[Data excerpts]
Start

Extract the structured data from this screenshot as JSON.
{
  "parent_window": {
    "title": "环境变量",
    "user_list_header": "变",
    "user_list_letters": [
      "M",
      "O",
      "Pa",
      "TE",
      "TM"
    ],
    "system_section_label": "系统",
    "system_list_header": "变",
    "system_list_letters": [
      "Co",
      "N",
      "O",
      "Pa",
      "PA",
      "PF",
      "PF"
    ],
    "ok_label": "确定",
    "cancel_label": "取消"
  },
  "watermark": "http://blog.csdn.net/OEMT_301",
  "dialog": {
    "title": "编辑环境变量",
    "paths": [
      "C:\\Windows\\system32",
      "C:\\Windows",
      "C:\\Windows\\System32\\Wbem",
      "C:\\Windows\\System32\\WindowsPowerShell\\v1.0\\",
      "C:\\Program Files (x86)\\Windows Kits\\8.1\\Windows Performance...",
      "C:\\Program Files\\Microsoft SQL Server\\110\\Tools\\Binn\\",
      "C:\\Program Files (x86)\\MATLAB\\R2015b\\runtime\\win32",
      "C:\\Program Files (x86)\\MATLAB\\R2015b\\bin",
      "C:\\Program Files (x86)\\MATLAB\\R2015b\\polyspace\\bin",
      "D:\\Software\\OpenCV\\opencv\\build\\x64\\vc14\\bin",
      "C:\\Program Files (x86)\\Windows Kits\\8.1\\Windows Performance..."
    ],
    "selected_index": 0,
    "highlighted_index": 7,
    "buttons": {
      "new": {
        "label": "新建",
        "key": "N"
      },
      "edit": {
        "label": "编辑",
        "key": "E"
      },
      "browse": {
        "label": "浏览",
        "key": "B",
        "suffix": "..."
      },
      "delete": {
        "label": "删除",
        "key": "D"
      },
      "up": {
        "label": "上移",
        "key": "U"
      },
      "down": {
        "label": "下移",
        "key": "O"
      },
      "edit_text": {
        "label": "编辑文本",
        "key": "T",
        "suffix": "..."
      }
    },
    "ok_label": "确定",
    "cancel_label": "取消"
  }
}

End

(Given exercise) Go through the entries above and pull out each line with "Performance" in it.

(Exercise answer)
      "C:\\Program Files (x86)\\Windows Kits\\8.1\\Windows Performance...",
      "C:\\Program Files (x86)\\Windows Kits\\8.1\\Windows Performance..."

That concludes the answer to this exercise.